• Entries
====
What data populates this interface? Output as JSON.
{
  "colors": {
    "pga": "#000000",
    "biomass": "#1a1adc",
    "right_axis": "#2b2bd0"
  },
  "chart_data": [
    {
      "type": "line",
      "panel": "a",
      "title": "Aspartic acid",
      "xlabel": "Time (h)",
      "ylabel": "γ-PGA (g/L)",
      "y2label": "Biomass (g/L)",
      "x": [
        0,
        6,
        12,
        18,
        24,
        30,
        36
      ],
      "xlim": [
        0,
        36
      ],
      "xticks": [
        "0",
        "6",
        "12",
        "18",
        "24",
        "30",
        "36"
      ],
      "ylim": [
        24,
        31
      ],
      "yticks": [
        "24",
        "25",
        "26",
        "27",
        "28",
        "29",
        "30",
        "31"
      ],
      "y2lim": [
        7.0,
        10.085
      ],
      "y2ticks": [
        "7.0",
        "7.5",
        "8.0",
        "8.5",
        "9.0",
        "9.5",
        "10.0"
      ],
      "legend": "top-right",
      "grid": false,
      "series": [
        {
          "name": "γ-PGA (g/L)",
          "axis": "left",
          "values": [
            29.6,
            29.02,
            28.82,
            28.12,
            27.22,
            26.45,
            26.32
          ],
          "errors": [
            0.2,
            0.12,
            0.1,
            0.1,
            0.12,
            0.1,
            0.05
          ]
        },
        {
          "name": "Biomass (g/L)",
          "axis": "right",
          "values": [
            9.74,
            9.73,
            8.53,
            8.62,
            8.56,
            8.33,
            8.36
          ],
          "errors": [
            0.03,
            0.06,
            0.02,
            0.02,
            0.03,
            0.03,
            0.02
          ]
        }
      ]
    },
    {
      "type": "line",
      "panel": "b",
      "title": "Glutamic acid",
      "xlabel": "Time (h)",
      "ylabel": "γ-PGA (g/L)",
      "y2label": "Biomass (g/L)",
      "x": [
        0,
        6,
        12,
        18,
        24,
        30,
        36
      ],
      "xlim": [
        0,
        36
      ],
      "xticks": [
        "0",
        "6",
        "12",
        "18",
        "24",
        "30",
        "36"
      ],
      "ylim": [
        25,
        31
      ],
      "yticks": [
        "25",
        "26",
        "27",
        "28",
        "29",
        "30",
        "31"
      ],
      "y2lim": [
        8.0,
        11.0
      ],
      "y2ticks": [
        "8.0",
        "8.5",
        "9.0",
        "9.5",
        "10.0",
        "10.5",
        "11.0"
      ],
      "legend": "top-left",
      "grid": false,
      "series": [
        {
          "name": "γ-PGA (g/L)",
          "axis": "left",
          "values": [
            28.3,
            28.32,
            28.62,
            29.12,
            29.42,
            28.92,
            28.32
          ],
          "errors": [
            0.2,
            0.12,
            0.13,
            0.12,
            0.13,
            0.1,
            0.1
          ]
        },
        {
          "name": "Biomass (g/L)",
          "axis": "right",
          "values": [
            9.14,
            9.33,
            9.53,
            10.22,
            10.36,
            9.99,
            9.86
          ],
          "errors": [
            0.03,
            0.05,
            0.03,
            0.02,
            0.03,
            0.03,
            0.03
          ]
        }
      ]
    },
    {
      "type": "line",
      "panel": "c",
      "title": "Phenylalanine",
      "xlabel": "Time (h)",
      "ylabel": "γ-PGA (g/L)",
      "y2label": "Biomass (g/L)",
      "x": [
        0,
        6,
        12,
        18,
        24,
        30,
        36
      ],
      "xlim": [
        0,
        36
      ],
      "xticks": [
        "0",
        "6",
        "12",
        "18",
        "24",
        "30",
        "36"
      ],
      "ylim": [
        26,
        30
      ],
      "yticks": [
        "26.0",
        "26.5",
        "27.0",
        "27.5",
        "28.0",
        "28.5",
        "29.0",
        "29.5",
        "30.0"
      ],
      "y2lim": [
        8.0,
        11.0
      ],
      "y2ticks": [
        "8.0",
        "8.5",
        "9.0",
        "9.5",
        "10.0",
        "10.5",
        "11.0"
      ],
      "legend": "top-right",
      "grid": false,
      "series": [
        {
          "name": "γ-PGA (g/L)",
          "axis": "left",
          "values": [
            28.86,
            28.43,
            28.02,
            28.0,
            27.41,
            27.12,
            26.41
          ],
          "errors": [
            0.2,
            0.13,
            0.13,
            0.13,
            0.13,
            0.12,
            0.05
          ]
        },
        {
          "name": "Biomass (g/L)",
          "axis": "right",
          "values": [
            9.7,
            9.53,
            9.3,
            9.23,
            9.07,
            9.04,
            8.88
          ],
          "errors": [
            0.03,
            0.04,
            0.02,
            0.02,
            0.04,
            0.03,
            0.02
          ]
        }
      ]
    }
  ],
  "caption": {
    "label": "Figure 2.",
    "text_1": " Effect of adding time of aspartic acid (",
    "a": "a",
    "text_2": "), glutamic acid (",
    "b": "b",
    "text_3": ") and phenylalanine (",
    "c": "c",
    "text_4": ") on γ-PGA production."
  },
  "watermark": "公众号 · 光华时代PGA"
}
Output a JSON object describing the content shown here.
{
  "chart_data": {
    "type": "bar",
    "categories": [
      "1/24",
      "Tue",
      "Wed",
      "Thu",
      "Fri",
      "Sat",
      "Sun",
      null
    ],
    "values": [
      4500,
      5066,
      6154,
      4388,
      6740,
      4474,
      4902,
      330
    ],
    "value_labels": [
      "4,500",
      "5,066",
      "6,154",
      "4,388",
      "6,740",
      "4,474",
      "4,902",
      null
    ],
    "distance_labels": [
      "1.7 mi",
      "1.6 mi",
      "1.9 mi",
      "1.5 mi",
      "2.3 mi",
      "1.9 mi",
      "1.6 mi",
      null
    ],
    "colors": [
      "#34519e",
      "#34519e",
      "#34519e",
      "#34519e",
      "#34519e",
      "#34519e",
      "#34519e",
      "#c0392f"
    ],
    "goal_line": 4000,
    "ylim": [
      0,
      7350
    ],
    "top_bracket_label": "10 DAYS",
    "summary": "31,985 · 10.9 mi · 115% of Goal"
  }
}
====
• Exercise requirements
Output the records exactly, including every line.

• Result of the exercise
What data populates this interface? Output as JSON.
{
  "colors": {
    "pga": "#000000",
    "biomass": "#1a1adc",
    "right_axis": "#2b2bd0"
  },
  "chart_data": [
    {
      "type": "line",
      "panel": "a",
      "title": "Aspartic acid",
      "xlabel": "Time (h)",
      "ylabel": "γ-PGA (g/L)",
      "y2label": "Biomass (g/L)",
      "x": [
        0,
        6,
        12,
        18,
        24,
        30,
        36
      ],
      "xlim": [
        0,
        36
      ],
      "xticks": [
        "0",
        "6",
        "12",
        "18",
        "24",
        "30",
        "36"
      ],
      "ylim": [
        24,
        31
      ],
      "yticks": [
        "24",
        "25",
        "26",
        "27",
        "28",
        "29",
        "30",
        "31"
      ],
      "y2lim": [
        7.0,
        10.085
      ],
      "y2ticks": [
        "7.0",
        "7.5",
        "8.0",
        "8.5",
        "9.0",
        "9.5",
        "10.0"
      ],
      "legend": "top-right",
      "grid": false,
      "series": [
        {
          "name": "γ-PGA (g/L)",
          "axis": "left",
          "values": [
            29.6,
            29.02,
            28.82,
            28.12,
            27.22,
            26.45,
            26.32
          ],
          "errors": [
            0.2,
            0.12,
            0.1,
            0.1,
            0.12,
            0.1,
            0.05
          ]
        },
        {
          "name": "Biomass (g/L)",
          "axis": "right",
          "values": [
            9.74,
            9.73,
            8.53,
            8.62,
            8.56,
            8.33,
            8.36
          ],
          "errors": [
            0.03,
            0.06,
            0.02,
            0.02,
            0.03,
            0.03,
            0.02
          ]
        }
      ]
    },
    {
      "type": "line",
      "panel": "b",
      "title": "Glutamic acid",
      "xlabel": "Time (h)",
      "ylabel": "γ-PGA (g/L)",
      "y2label": "Biomass (g/L)",
      "x": [
        0,
        6,
        12,
        18,
        24,
        30,
        36
      ],
      "xlim": [
        0,
        36
      ],
      "xticks": [
        "0",
        "6",
        "12",
        "18",
        "24",
        "30",
        "36"
      ],
      "ylim": [
        25,
        31
      ],
      "yticks": [
        "25",
        "26",
        "27",
        "28",
        "29",
        "30",
        "31"
      ],
      "y2lim": [
        8.0,
        11.0
      ],
      "y2ticks": [
        "8.0",
        "8.5",
        "9.0",
        "9.5",
        "10.0",
        "10.5",
        "11.0"
      ],
      "legend": "top-left",
      "grid": false,
      "series": [
        {
          "name": "γ-PGA (g/L)",
          "axis": "left",
          "values": [
            28.3,
            28.32,
            28.62,
            29.12,
            29.42,
            28.92,
            28.32
          ],
          "errors": [
            0.2,
            0.12,
            0.13,
            0.12,
            0.13,
            0.1,
            0.1
          ]
        },
        {
          "name": "Biomass (g/L)",
          "axis": "right",
          "values": [
            9.14,
            9.33,
            9.53,
            10.22,
            10.36,
            9.99,
            9.86
          ],
          "errors": [
            0.03,
            0.05,
            0.03,
            0.02,
            0.03,
            0.03,
            0.03
          ]
        }
      ]
    },
    {
      "type": "line",
      "panel": "c",
      "title": "Phenylalanine",
      "xlabel": "Time (h)",
      "ylabel": "γ-PGA (g/L)",
      "y2label": "Biomass (g/L)",
      "x": [
        0,
        6,
        12,
        18,
        24,
        30,
        36
      ],
      "xlim": [
        0,
        36
      ],
      "xticks": [
        "0",
        "6",
        "12",
        "18",
        "24",
        "30",
        "36"
      ],
      "ylim": [
        26,
        30
      ],
      "yticks": [
        "26.0",
        "26.5",
        "27.0",
        "27.5",
        "28.0",
        "28.5",
        "29.0",
        "29.5",
        "30.0"
      ],
      "y2lim": [
        8.0,
        11.0
      ],
      "y2ticks": [
        "8.0",
        "8.5",
        "9.0",
        "9.5",
        "10.0",
        "10.5",
        "11.0"
      ],
      "legend": "top-right",
      "grid": false,
      "series": [
        {
          "name": "γ-PGA (g/L)",
          "axis": "left",
          "values": [
            28.86,
            28.43,
            28.02,
            28.0,
            27.41,
            27.12,
            26.41
          ],
          "errors": [
            0.2,
            0.13,
            0.13,
            0.13,
            0.13,
            0.12,
            0.05
          ]
        },
        {
          "name": "Biomass (g/L)",
          "axis": "right",
          "values": [
            9.7,
            9.53,
            9.3,
            9.23,
            9.07,
            9.04,
            8.88
          ],
          "errors": [
            0.03,
            0.04,
            0.02,
            0.02,
            0.04,
            0.03,
            0.02
          ]
        }
      ]
    }
  ],
  "caption": {
    "label": "Figure 2.",
    "text_1": " Effect of adding time of aspartic acid (",
    "a": "a",
    "text_2": "), glutamic acid (",
    "b": "b",
    "text_3": ") and phenylalanine (",
    "c": "c",
    "text_4": ") on γ-PGA production."
  },
  "watermark": "公众号 · 光华时代PGA"
}
Output a JSON object describing the content shown here.
{
  "chart_data": {
    "type": "bar",
    "categories": [
      "1/24",
      "Tue",
      "Wed",
      "Thu",
      "Fri",
      "Sat",
      "Sun",
      null
    ],
    "values": [
      4500,
      5066,
      6154,
      4388,
      6740,
      4474,
      4902,
      330
    ],
    "value_labels": [
      "4,500",
      "5,066",
      "6,154",
      "4,388",
      "6,740",
      "4,474",
      "4,902",
      null
    ],
    "distance_labels": [
      "1.7 mi",
      "1.6 mi",
      "1.9 mi",
      "1.5 mi",
      "2.3 mi",
      "1.9 mi",
      "1.6 mi",
      null
    ],
    "colors": [
      "#34519e",
      "#34519e",
      "#34519e",
      "#34519e",
      "#34519e",
      "#34519e",
      "#34519e",
      "#c0392f"
    ],
    "goal_line": 4000,
    "ylim": [
      0,
      7350
    ],
    "top_bracket_label": "10 DAYS",
    "summary": "31,985 · 10.9 mi · 115% of Goal"
  }
}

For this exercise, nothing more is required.